• WRITTEN INSTRUCTION:
Return the listing below verbatim. Pictures do not belong in the copy.
— start DATA RECORDS —
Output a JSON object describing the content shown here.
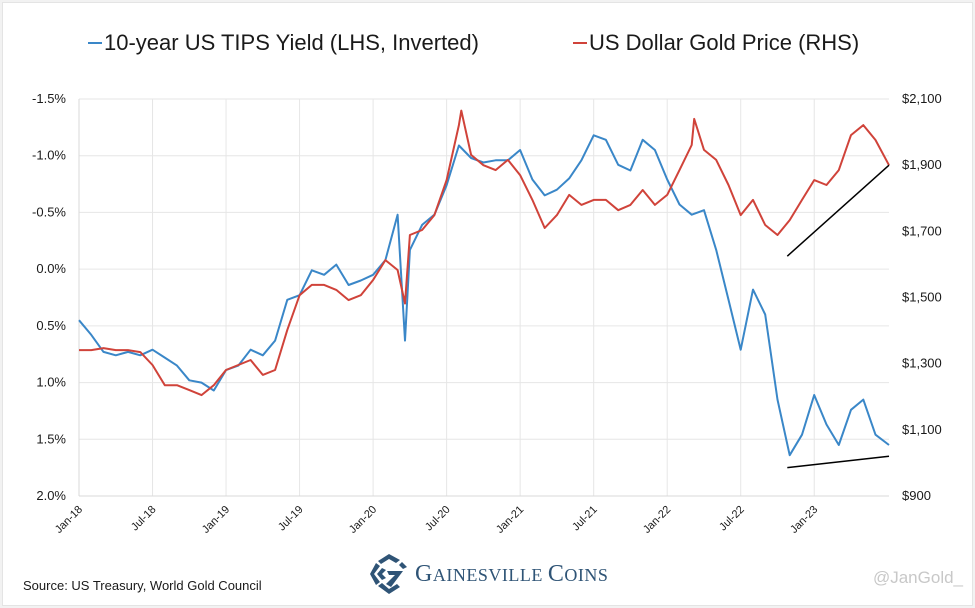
{
  "chart_data": {
    "type": "line",
    "title": "",
    "legend_placement": "top",
    "legend": [
      {
        "name": "10-year US TIPS Yield (LHS, Inverted)",
        "color": "#3a87c8"
      },
      {
        "name": "US Dollar Gold Price (RHS)",
        "color": "#d0433a"
      }
    ],
    "x_unit": "months since Jan-2018",
    "xlim": [
      0,
      66.1
    ],
    "x_ticks": [
      {
        "m": 0,
        "label": "Jan-18"
      },
      {
        "m": 6,
        "label": "Jul-18"
      },
      {
        "m": 12,
        "label": "Jan-19"
      },
      {
        "m": 18,
        "label": "Jul-19"
      },
      {
        "m": 24,
        "label": "Jan-20"
      },
      {
        "m": 30,
        "label": "Jul-20"
      },
      {
        "m": 36,
        "label": "Jan-21"
      },
      {
        "m": 42,
        "label": "Jul-21"
      },
      {
        "m": 48,
        "label": "Jan-22"
      },
      {
        "m": 54,
        "label": "Jul-22"
      },
      {
        "m": 60,
        "label": "Jan-23"
      }
    ],
    "y_left": {
      "label": "10-year US TIPS Yield",
      "inverted": true,
      "ylim": [
        -1.5,
        2.0
      ],
      "ticks": [
        {
          "v": -1.5,
          "label": "-1.5%"
        },
        {
          "v": -1.0,
          "label": "-1.0%"
        },
        {
          "v": -0.5,
          "label": "-0.5%"
        },
        {
          "v": 0.0,
          "label": "0.0%"
        },
        {
          "v": 0.5,
          "label": "0.5%"
        },
        {
          "v": 1.0,
          "label": "1.0%"
        },
        {
          "v": 1.5,
          "label": "1.5%"
        },
        {
          "v": 2.0,
          "label": "2.0%"
        }
      ]
    },
    "y_right": {
      "label": "US Dollar Gold Price",
      "ylim": [
        900,
        2100
      ],
      "ticks": [
        {
          "v": 2100,
          "label": "$2,100"
        },
        {
          "v": 1900,
          "label": "$1,900"
        },
        {
          "v": 1700,
          "label": "$1,700"
        },
        {
          "v": 1500,
          "label": "$1,500"
        },
        {
          "v": 1300,
          "label": "$1,300"
        },
        {
          "v": 1100,
          "label": "$1,100"
        },
        {
          "v": 900,
          "label": "$900"
        }
      ]
    },
    "grid": true,
    "series": [
      {
        "name": "10-year US TIPS Yield (LHS, Inverted)",
        "axis": "left",
        "color": "#3a87c8",
        "x": [
          0,
          1,
          2,
          3,
          4,
          5,
          6,
          7,
          8,
          9,
          10,
          11,
          12,
          13,
          14,
          15,
          16,
          17,
          18,
          19,
          20,
          21,
          22,
          23,
          24,
          25,
          26,
          26.6,
          27,
          28,
          29,
          30,
          31,
          32,
          33,
          34,
          35,
          36,
          37,
          38,
          39,
          40,
          41,
          42,
          43,
          44,
          45,
          46,
          47,
          48,
          49,
          50,
          51,
          52,
          53,
          54,
          55,
          56,
          57,
          58,
          59,
          60,
          61,
          62,
          63,
          64,
          65,
          66.1
        ],
        "values": [
          0.45,
          0.58,
          0.73,
          0.76,
          0.73,
          0.76,
          0.71,
          0.78,
          0.85,
          0.98,
          1.0,
          1.07,
          0.89,
          0.85,
          0.71,
          0.76,
          0.63,
          0.27,
          0.23,
          0.01,
          0.05,
          -0.04,
          0.14,
          0.1,
          0.05,
          -0.08,
          -0.48,
          0.63,
          -0.17,
          -0.39,
          -0.48,
          -0.74,
          -1.09,
          -0.98,
          -0.94,
          -0.96,
          -0.96,
          -1.05,
          -0.79,
          -0.65,
          -0.7,
          -0.8,
          -0.96,
          -1.18,
          -1.14,
          -0.92,
          -0.87,
          -1.14,
          -1.05,
          -0.79,
          -0.57,
          -0.48,
          -0.52,
          -0.17,
          0.27,
          0.71,
          0.18,
          0.4,
          1.15,
          1.64,
          1.46,
          1.11,
          1.37,
          1.55,
          1.24,
          1.15,
          1.46,
          1.55
        ]
      },
      {
        "name": "US Dollar Gold Price (RHS)",
        "axis": "right",
        "color": "#d0433a",
        "x": [
          0,
          1,
          2,
          3,
          4,
          5,
          6,
          7,
          8,
          9,
          10,
          11,
          12,
          13,
          14,
          15,
          16,
          17,
          18,
          19,
          20,
          21,
          22,
          23,
          24,
          25,
          26,
          26.6,
          27,
          28,
          29,
          30,
          31,
          31.2,
          32,
          33,
          34,
          35,
          36,
          37,
          38,
          39,
          40,
          41,
          42,
          43,
          44,
          45,
          46,
          47,
          48,
          49,
          50,
          50.2,
          51,
          52,
          53,
          54,
          55,
          56,
          57,
          58,
          59,
          60,
          61,
          62,
          63,
          64,
          65,
          66.1
        ],
        "values": [
          1341,
          1341,
          1347,
          1341,
          1341,
          1335,
          1296,
          1235,
          1235,
          1220,
          1205,
          1235,
          1281,
          1296,
          1311,
          1266,
          1281,
          1402,
          1507,
          1538,
          1538,
          1523,
          1492,
          1507,
          1553,
          1613,
          1583,
          1482,
          1689,
          1704,
          1749,
          1855,
          2021,
          2065,
          1931,
          1900,
          1885,
          1916,
          1870,
          1795,
          1710,
          1749,
          1810,
          1780,
          1795,
          1795,
          1764,
          1780,
          1825,
          1780,
          1810,
          1885,
          1961,
          2040,
          1946,
          1916,
          1840,
          1749,
          1795,
          1719,
          1689,
          1734,
          1795,
          1855,
          1840,
          1885,
          1991,
          2021,
          1976,
          1900
        ]
      }
    ],
    "annotations": [
      {
        "type": "trendline",
        "axis": "right",
        "from": {
          "m": 57.8,
          "v": 1625
        },
        "to": {
          "m": 66.1,
          "v": 1900
        },
        "color": "#000000"
      },
      {
        "type": "trendline",
        "axis": "left",
        "from": {
          "m": 57.8,
          "v": 1.75
        },
        "to": {
          "m": 66.1,
          "v": 1.65
        },
        "color": "#000000"
      }
    ]
  },
  "footer": {
    "source": "Source: US Treasury, World Gold Council",
    "brand_first_big": "G",
    "brand_first_rest": "AINESVILLE ",
    "brand_second_big": "C",
    "brand_second_rest": "OINS",
    "handle": "@JanGold_"
  }
}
— end DATA RECORDS —
• TASK OUTPUT:
Output a JSON object describing the content shown here.
{
  "chart_data": {
    "type": "line",
    "title": "",
    "legend_placement": "top",
    "legend": [
      {
        "name": "10-year US TIPS Yield (LHS, Inverted)",
        "color": "#3a87c8"
      },
      {
        "name": "US Dollar Gold Price (RHS)",
        "color": "#d0433a"
      }
    ],
    "x_unit": "months since Jan-2018",
    "xlim": [
      0,
      66.1
    ],
    "x_ticks": [
      {
        "m": 0,
        "label": "Jan-18"
      },
      {
        "m": 6,
        "label": "Jul-18"
      },
      {
        "m": 12,
        "label": "Jan-19"
      },
      {
        "m": 18,
        "label": "Jul-19"
      },
      {
        "m": 24,
        "label": "Jan-20"
      },
      {
        "m": 30,
        "label": "Jul-20"
      },
      {
        "m": 36,
        "label": "Jan-21"
      },
      {
        "m": 42,
        "label": "Jul-21"
      },
      {
        "m": 48,
        "label": "Jan-22"
      },
      {
        "m": 54,
        "label": "Jul-22"
      },
      {
        "m": 60,
        "label": "Jan-23"
      }
    ],
    "y_left": {
      "label": "10-year US TIPS Yield",
      "inverted": true,
      "ylim": [
        -1.5,
        2.0
      ],
      "ticks": [
        {
          "v": -1.5,
          "label": "-1.5%"
        },
        {
          "v": -1.0,
          "label": "-1.0%"
        },
        {
          "v": -0.5,
          "label": "-0.5%"
        },
        {
          "v": 0.0,
          "label": "0.0%"
        },
        {
          "v": 0.5,
          "label": "0.5%"
        },
        {
          "v": 1.0,
          "label": "1.0%"
        },
        {
          "v": 1.5,
          "label": "1.5%"
        },
        {
          "v": 2.0,
          "label": "2.0%"
        }
      ]
    },
    "y_right": {
      "label": "US Dollar Gold Price",
      "ylim": [
        900,
        2100
      ],
      "ticks": [
        {
          "v": 2100,
          "label": "$2,100"
        },
        {
          "v": 1900,
          "label": "$1,900"
        },
        {
          "v": 1700,
          "label": "$1,700"
        },
        {
          "v": 1500,
          "label": "$1,500"
        },
        {
          "v": 1300,
          "label": "$1,300"
        },
        {
          "v": 1100,
          "label": "$1,100"
        },
        {
          "v": 900,
          "label": "$900"
        }
      ]
    },
    "grid": true,
    "series": [
      {
        "name": "10-year US TIPS Yield (LHS, Inverted)",
        "axis": "left",
        "color": "#3a87c8",
        "x": [
          0,
          1,
          2,
          3,
          4,
          5,
          6,
          7,
          8,
          9,
          10,
          11,
          12,
          13,
          14,
          15,
          16,
          17,
          18,
          19,
          20,
          21,
          22,
          23,
          24,
          25,
          26,
          26.6,
          27,
          28,
          29,
          30,
          31,
          32,
          33,
          34,
          35,
          36,
          37,
          38,
          39,
          40,
          41,
          42,
          43,
          44,
          45,
          46,
          47,
          48,
          49,
          50,
          51,
          52,
          53,
          54,
          55,
          56,
          57,
          58,
          59,
          60,
          61,
          62,
          63,
          64,
          65,
          66.1
        ],
        "values": [
          0.45,
          0.58,
          0.73,
          0.76,
          0.73,
          0.76,
          0.71,
          0.78,
          0.85,
          0.98,
          1.0,
          1.07,
          0.89,
          0.85,
          0.71,
          0.76,
          0.63,
          0.27,
          0.23,
          0.01,
          0.05,
          -0.04,
          0.14,
          0.1,
          0.05,
          -0.08,
          -0.48,
          0.63,
          -0.17,
          -0.39,
          -0.48,
          -0.74,
          -1.09,
          -0.98,
          -0.94,
          -0.96,
          -0.96,
          -1.05,
          -0.79,
          -0.65,
          -0.7,
          -0.8,
          -0.96,
          -1.18,
          -1.14,
          -0.92,
          -0.87,
          -1.14,
          -1.05,
          -0.79,
          -0.57,
          -0.48,
          -0.52,
          -0.17,
          0.27,
          0.71,
          0.18,
          0.4,
          1.15,
          1.64,
          1.46,
          1.11,
          1.37,
          1.55,
          1.24,
          1.15,
          1.46,
          1.55
        ]
      },
      {
        "name": "US Dollar Gold Price (RHS)",
        "axis": "right",
        "color": "#d0433a",
        "x": [
          0,
          1,
          2,
          3,
          4,
          5,
          6,
          7,
          8,
          9,
          10,
          11,
          12,
          13,
          14,
          15,
          16,
          17,
          18,
          19,
          20,
          21,
          22,
          23,
          24,
          25,
          26,
          26.6,
          27,
          28,
          29,
          30,
          31,
          31.2,
          32,
          33,
          34,
          35,
          36,
          37,
          38,
          39,
          40,
          41,
          42,
          43,
          44,
          45,
          46,
          47,
          48,
          49,
          50,
          50.2,
          51,
          52,
          53,
          54,
          55,
          56,
          57,
          58,
          59,
          60,
          61,
          62,
          63,
          64,
          65,
          66.1
        ],
        "values": [
          1341,
          1341,
          1347,
          1341,
          1341,
          1335,
          1296,
          1235,
          1235,
          1220,
          1205,
          1235,
          1281,
          1296,
          1311,
          1266,
          1281,
          1402,
          1507,
          1538,
          1538,
          1523,
          1492,
          1507,
          1553,
          1613,
          1583,
          1482,
          1689,
          1704,
          1749,
          1855,
          2021,
          2065,
          1931,
          1900,
          1885,
          1916,
          1870,
          1795,
          1710,
          1749,
          1810,
          1780,
          1795,
          1795,
          1764,
          1780,
          1825,
          1780,
          1810,
          1885,
          1961,
          2040,
          1946,
          1916,
          1840,
          1749,
          1795,
          1719,
          1689,
          1734,
          1795,
          1855,
          1840,
          1885,
          1991,
          2021,
          1976,
          1900
        ]
      }
    ],
    "annotations": [
      {
        "type": "trendline",
        "axis": "right",
        "from": {
          "m": 57.8,
          "v": 1625
        },
        "to": {
          "m": 66.1,
          "v": 1900
        },
        "color": "#000000"
      },
      {
        "type": "trendline",
        "axis": "left",
        "from": {
          "m": 57.8,
          "v": 1.75
        },
        "to": {
          "m": 66.1,
          "v": 1.65
        },
        "color": "#000000"
      }
    ]
  },
  "footer": {
    "source": "Source: US Treasury, World Gold Council",
    "brand_first_big": "G",
    "brand_first_rest": "AINESVILLE ",
    "brand_second_big": "C",
    "brand_second_rest": "OINS",
    "handle": "@JanGold_"
  }
}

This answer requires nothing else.